• **Goal**: Whenever a line contains the string "的一个法向量", copy it out of the entries.

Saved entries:
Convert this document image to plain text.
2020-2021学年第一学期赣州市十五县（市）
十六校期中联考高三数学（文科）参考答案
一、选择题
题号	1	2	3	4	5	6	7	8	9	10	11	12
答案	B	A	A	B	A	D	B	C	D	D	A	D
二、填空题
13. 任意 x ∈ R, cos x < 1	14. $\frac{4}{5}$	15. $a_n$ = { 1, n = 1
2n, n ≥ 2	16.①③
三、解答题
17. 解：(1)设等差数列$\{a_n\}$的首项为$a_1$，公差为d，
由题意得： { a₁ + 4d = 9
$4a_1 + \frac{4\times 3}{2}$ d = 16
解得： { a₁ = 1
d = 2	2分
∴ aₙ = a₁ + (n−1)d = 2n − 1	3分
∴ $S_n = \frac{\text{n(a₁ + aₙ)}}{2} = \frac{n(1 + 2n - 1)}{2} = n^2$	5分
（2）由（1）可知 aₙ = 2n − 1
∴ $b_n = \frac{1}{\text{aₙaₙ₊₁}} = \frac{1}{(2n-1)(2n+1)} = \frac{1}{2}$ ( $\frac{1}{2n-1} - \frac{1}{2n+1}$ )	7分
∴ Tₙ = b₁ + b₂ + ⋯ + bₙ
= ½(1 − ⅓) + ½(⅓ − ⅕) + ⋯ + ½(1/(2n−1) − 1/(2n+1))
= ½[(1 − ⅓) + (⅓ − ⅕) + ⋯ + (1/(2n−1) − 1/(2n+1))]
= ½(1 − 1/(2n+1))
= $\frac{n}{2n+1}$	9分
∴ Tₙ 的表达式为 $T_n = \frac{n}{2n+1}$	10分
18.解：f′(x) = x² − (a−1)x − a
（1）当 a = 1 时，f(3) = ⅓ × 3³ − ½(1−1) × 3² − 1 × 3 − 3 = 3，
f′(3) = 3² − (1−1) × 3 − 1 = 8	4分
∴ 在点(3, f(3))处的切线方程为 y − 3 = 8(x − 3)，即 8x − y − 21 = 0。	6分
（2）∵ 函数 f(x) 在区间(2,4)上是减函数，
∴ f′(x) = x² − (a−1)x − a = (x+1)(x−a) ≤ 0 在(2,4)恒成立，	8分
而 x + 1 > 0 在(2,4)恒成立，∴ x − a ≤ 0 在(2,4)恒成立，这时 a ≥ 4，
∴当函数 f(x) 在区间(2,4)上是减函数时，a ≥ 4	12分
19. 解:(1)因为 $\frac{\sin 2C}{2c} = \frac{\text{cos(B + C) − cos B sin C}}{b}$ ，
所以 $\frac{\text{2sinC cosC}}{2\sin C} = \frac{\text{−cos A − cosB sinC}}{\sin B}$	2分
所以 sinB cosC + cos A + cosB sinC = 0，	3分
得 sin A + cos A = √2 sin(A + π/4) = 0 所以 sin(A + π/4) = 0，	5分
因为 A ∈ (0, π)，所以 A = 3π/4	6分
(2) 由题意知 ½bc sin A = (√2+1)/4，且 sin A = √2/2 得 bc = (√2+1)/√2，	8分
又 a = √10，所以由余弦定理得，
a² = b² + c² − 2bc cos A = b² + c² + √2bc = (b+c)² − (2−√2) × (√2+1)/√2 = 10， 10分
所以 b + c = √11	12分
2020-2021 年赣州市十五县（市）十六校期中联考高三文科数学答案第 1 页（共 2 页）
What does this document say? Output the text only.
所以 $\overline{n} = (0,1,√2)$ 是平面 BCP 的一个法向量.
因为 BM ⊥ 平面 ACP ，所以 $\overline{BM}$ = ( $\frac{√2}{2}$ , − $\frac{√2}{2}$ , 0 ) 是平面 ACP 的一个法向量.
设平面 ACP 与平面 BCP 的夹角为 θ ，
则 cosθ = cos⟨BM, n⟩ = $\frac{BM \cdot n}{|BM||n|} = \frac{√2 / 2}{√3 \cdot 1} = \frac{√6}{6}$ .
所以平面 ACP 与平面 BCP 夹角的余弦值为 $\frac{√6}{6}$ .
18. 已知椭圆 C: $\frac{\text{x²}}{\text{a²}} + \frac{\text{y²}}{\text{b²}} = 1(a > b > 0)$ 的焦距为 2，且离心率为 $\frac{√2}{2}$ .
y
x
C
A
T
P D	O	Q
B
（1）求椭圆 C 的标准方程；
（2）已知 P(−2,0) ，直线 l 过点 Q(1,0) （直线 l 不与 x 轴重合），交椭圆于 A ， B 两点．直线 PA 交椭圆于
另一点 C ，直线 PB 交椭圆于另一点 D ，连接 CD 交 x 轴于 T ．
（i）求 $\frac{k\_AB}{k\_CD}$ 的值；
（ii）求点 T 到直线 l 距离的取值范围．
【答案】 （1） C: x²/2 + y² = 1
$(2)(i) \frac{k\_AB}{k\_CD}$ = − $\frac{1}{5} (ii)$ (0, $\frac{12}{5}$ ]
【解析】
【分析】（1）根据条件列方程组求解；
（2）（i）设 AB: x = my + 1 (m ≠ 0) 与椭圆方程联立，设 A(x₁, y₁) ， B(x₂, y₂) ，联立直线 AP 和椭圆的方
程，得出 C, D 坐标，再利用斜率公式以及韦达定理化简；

• **Complete answer**:
所以 $\overline{n} = (0,1,√2)$ 是平面 BCP 的一个法向量.
因为 BM ⊥ 平面 ACP ，所以 $\overline{BM}$ = ( $\frac{√2}{2}$ , − $\frac{√2}{2}$ , 0 ) 是平面 ACP 的一个法向量.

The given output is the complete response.